Dataset items:
"""

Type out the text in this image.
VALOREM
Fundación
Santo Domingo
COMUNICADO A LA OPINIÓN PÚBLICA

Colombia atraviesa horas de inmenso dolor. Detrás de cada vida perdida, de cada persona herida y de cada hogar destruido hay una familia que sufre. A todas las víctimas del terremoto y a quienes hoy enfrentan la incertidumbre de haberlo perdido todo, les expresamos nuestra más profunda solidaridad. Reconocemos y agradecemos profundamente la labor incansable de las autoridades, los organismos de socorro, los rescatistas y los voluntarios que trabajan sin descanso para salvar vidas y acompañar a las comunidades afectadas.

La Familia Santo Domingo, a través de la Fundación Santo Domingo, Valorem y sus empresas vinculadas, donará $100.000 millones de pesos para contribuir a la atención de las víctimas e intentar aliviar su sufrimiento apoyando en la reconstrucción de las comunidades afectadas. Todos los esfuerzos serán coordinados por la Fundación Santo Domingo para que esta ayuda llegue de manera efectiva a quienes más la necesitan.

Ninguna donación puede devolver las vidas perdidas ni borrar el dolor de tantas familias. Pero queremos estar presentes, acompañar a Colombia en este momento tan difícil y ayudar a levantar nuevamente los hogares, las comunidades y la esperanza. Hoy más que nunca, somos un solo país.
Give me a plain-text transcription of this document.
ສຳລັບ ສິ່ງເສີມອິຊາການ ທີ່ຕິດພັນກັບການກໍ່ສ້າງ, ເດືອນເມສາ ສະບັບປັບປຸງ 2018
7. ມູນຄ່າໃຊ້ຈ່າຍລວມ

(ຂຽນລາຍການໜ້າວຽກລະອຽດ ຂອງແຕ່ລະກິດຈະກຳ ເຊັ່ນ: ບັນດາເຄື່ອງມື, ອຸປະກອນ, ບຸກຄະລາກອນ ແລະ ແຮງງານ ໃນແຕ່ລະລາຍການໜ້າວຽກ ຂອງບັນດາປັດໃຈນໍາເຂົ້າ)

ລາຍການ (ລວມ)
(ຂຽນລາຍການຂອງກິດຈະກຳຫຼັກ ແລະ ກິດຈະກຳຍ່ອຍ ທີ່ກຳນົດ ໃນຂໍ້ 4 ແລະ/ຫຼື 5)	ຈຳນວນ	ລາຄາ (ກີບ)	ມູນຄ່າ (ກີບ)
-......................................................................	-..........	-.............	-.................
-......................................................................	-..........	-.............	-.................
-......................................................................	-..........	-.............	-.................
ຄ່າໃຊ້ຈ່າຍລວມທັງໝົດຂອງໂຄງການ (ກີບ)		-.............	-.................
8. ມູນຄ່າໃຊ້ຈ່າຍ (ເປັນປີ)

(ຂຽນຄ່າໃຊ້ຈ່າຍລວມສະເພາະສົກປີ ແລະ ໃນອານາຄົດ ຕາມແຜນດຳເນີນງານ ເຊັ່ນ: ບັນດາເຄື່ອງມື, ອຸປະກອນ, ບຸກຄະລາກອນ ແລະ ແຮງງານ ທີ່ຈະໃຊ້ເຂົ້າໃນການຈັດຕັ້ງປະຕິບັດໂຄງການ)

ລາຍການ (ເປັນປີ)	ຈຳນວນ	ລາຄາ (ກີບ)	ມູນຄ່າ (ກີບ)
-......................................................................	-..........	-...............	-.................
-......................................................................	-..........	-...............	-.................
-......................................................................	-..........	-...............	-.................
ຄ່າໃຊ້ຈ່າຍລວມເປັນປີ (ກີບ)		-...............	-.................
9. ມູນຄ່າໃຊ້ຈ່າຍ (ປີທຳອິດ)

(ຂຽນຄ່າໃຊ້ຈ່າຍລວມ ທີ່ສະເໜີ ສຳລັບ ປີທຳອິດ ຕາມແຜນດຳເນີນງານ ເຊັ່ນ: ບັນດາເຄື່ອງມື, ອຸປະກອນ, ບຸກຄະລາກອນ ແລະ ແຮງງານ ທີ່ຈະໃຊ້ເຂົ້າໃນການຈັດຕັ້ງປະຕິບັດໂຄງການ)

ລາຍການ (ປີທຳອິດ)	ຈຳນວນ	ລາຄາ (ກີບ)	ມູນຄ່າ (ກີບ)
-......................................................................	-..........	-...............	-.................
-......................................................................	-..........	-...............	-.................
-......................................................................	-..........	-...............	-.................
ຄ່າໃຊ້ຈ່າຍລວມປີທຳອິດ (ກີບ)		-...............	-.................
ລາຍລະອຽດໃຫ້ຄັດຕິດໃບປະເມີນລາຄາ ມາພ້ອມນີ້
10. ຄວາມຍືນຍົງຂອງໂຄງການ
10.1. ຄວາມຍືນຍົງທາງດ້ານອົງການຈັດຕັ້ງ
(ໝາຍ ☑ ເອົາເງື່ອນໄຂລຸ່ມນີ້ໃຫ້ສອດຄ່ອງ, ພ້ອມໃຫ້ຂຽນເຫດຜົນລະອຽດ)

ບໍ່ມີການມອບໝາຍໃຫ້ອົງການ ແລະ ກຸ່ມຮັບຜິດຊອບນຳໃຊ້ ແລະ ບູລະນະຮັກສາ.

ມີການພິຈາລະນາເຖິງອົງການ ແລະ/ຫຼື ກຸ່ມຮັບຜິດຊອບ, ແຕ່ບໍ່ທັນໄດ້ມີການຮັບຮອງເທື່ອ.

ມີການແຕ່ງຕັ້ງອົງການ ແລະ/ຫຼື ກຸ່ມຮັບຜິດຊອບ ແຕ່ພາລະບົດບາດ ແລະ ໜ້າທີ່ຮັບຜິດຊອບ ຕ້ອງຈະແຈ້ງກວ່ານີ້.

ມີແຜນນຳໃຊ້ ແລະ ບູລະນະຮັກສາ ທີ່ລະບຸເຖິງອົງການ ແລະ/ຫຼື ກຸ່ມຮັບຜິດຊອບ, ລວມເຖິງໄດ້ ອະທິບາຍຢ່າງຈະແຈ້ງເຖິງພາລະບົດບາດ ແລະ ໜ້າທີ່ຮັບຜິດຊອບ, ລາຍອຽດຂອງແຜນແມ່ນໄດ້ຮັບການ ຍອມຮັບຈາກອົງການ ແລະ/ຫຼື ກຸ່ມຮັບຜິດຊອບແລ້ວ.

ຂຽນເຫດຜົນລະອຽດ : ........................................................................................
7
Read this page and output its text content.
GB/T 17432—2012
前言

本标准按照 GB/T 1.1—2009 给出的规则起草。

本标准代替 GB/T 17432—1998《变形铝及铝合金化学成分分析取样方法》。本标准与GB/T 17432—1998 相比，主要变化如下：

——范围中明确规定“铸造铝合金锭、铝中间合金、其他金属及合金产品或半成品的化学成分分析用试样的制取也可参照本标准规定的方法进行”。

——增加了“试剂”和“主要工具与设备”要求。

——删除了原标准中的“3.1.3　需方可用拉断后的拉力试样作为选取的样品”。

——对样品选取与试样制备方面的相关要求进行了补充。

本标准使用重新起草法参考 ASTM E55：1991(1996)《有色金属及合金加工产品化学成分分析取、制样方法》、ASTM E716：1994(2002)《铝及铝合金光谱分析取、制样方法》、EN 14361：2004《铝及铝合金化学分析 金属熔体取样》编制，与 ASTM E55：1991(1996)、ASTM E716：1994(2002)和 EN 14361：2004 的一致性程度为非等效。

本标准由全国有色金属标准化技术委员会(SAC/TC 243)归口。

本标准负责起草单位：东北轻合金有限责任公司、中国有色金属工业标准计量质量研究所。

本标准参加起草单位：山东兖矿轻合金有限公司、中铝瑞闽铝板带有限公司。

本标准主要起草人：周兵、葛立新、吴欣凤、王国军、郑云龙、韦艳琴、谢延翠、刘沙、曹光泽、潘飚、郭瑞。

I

"""

Task description: Give the material above again, word for word.

Solution for this exercise:
Type out the text in this image.
VALOREM
Fundación
Santo Domingo
COMUNICADO A LA OPINIÓN PÚBLICA

Colombia atraviesa horas de inmenso dolor. Detrás de cada vida perdida, de cada persona herida y de cada hogar destruido hay una familia que sufre. A todas las víctimas del terremoto y a quienes hoy enfrentan la incertidumbre de haberlo perdido todo, les expresamos nuestra más profunda solidaridad. Reconocemos y agradecemos profundamente la labor incansable de las autoridades, los organismos de socorro, los rescatistas y los voluntarios que trabajan sin descanso para salvar vidas y acompañar a las comunidades afectadas.

La Familia Santo Domingo, a través de la Fundación Santo Domingo, Valorem y sus empresas vinculadas, donará $100.000 millones de pesos para contribuir a la atención de las víctimas e intentar aliviar su sufrimiento apoyando en la reconstrucción de las comunidades afectadas. Todos los esfuerzos serán coordinados por la Fundación Santo Domingo para que esta ayuda llegue de manera efectiva a quienes más la necesitan.

Ninguna donación puede devolver las vidas perdidas ni borrar el dolor de tantas familias. Pero queremos estar presentes, acompañar a Colombia en este momento tan difícil y ayudar a levantar nuevamente los hogares, las comunidades y la esperanza. Hoy más que nunca, somos un solo país.
Give me a plain-text transcription of this document.
ສຳລັບ ສິ່ງເສີມອິຊາການ ທີ່ຕິດພັນກັບການກໍ່ສ້າງ, ເດືອນເມສາ ສະບັບປັບປຸງ 2018
7. ມູນຄ່າໃຊ້ຈ່າຍລວມ

(ຂຽນລາຍການໜ້າວຽກລະອຽດ ຂອງແຕ່ລະກິດຈະກຳ ເຊັ່ນ: ບັນດາເຄື່ອງມື, ອຸປະກອນ, ບຸກຄະລາກອນ ແລະ ແຮງງານ ໃນແຕ່ລະລາຍການໜ້າວຽກ ຂອງບັນດາປັດໃຈນໍາເຂົ້າ)

ລາຍການ (ລວມ)
(ຂຽນລາຍການຂອງກິດຈະກຳຫຼັກ ແລະ ກິດຈະກຳຍ່ອຍ ທີ່ກຳນົດ ໃນຂໍ້ 4 ແລະ/ຫຼື 5)	ຈຳນວນ	ລາຄາ (ກີບ)	ມູນຄ່າ (ກີບ)
-......................................................................	-..........	-.............	-.................
-......................................................................	-..........	-.............	-.................
-......................................................................	-..........	-.............	-.................
ຄ່າໃຊ້ຈ່າຍລວມທັງໝົດຂອງໂຄງການ (ກີບ)		-.............	-.................
8. ມູນຄ່າໃຊ້ຈ່າຍ (ເປັນປີ)

(ຂຽນຄ່າໃຊ້ຈ່າຍລວມສະເພາະສົກປີ ແລະ ໃນອານາຄົດ ຕາມແຜນດຳເນີນງານ ເຊັ່ນ: ບັນດາເຄື່ອງມື, ອຸປະກອນ, ບຸກຄະລາກອນ ແລະ ແຮງງານ ທີ່ຈະໃຊ້ເຂົ້າໃນການຈັດຕັ້ງປະຕິບັດໂຄງການ)

ລາຍການ (ເປັນປີ)	ຈຳນວນ	ລາຄາ (ກີບ)	ມູນຄ່າ (ກີບ)
-......................................................................	-..........	-...............	-.................
-......................................................................	-..........	-...............	-.................
-......................................................................	-..........	-...............	-.................
ຄ່າໃຊ້ຈ່າຍລວມເປັນປີ (ກີບ)		-...............	-.................
9. ມູນຄ່າໃຊ້ຈ່າຍ (ປີທຳອິດ)

(ຂຽນຄ່າໃຊ້ຈ່າຍລວມ ທີ່ສະເໜີ ສຳລັບ ປີທຳອິດ ຕາມແຜນດຳເນີນງານ ເຊັ່ນ: ບັນດາເຄື່ອງມື, ອຸປະກອນ, ບຸກຄະລາກອນ ແລະ ແຮງງານ ທີ່ຈະໃຊ້ເຂົ້າໃນການຈັດຕັ້ງປະຕິບັດໂຄງການ)

ລາຍການ (ປີທຳອິດ)	ຈຳນວນ	ລາຄາ (ກີບ)	ມູນຄ່າ (ກີບ)
-......................................................................	-..........	-...............	-.................
-......................................................................	-..........	-...............	-.................
-......................................................................	-..........	-...............	-.................
ຄ່າໃຊ້ຈ່າຍລວມປີທຳອິດ (ກີບ)		-...............	-.................
ລາຍລະອຽດໃຫ້ຄັດຕິດໃບປະເມີນລາຄາ ມາພ້ອມນີ້
10. ຄວາມຍືນຍົງຂອງໂຄງການ
10.1. ຄວາມຍືນຍົງທາງດ້ານອົງການຈັດຕັ້ງ
(ໝາຍ ☑ ເອົາເງື່ອນໄຂລຸ່ມນີ້ໃຫ້ສອດຄ່ອງ, ພ້ອມໃຫ້ຂຽນເຫດຜົນລະອຽດ)

ບໍ່ມີການມອບໝາຍໃຫ້ອົງການ ແລະ ກຸ່ມຮັບຜິດຊອບນຳໃຊ້ ແລະ ບູລະນະຮັກສາ.

ມີການພິຈາລະນາເຖິງອົງການ ແລະ/ຫຼື ກຸ່ມຮັບຜິດຊອບ, ແຕ່ບໍ່ທັນໄດ້ມີການຮັບຮອງເທື່ອ.

ມີການແຕ່ງຕັ້ງອົງການ ແລະ/ຫຼື ກຸ່ມຮັບຜິດຊອບ ແຕ່ພາລະບົດບາດ ແລະ ໜ້າທີ່ຮັບຜິດຊອບ ຕ້ອງຈະແຈ້ງກວ່ານີ້.

ມີແຜນນຳໃຊ້ ແລະ ບູລະນະຮັກສາ ທີ່ລະບຸເຖິງອົງການ ແລະ/ຫຼື ກຸ່ມຮັບຜິດຊອບ, ລວມເຖິງໄດ້ ອະທິບາຍຢ່າງຈະແຈ້ງເຖິງພາລະບົດບາດ ແລະ ໜ້າທີ່ຮັບຜິດຊອບ, ລາຍອຽດຂອງແຜນແມ່ນໄດ້ຮັບການ ຍອມຮັບຈາກອົງການ ແລະ/ຫຼື ກຸ່ມຮັບຜິດຊອບແລ້ວ.

ຂຽນເຫດຜົນລະອຽດ : ........................................................................................
7
Read this page and output its text content.
GB/T 17432—2012
前言

本标准按照 GB/T 1.1—2009 给出的规则起草。

本标准代替 GB/T 17432—1998《变形铝及铝合金化学成分分析取样方法》。本标准与GB/T 17432—1998 相比，主要变化如下：

——范围中明确规定“铸造铝合金锭、铝中间合金、其他金属及合金产品或半成品的化学成分分析用试样的制取也可参照本标准规定的方法进行”。

——增加了“试剂”和“主要工具与设备”要求。

——删除了原标准中的“3.1.3　需方可用拉断后的拉力试样作为选取的样品”。

——对样品选取与试样制备方面的相关要求进行了补充。

本标准使用重新起草法参考 ASTM E55：1991(1996)《有色金属及合金加工产品化学成分分析取、制样方法》、ASTM E716：1994(2002)《铝及铝合金光谱分析取、制样方法》、EN 14361：2004《铝及铝合金化学分析 金属熔体取样》编制，与 ASTM E55：1991(1996)、ASTM E716：1994(2002)和 EN 14361：2004 的一致性程度为非等效。

本标准由全国有色金属标准化技术委员会(SAC/TC 243)归口。

本标准负责起草单位：东北轻合金有限责任公司、中国有色金属工业标准计量质量研究所。

本标准参加起草单位：山东兖矿轻合金有限公司、中铝瑞闽铝板带有限公司。

本标准主要起草人：周兵、葛立新、吴欣凤、王国军、郑云龙、韦艳琴、谢延翠、刘沙、曹光泽、潘飚、郭瑞。

I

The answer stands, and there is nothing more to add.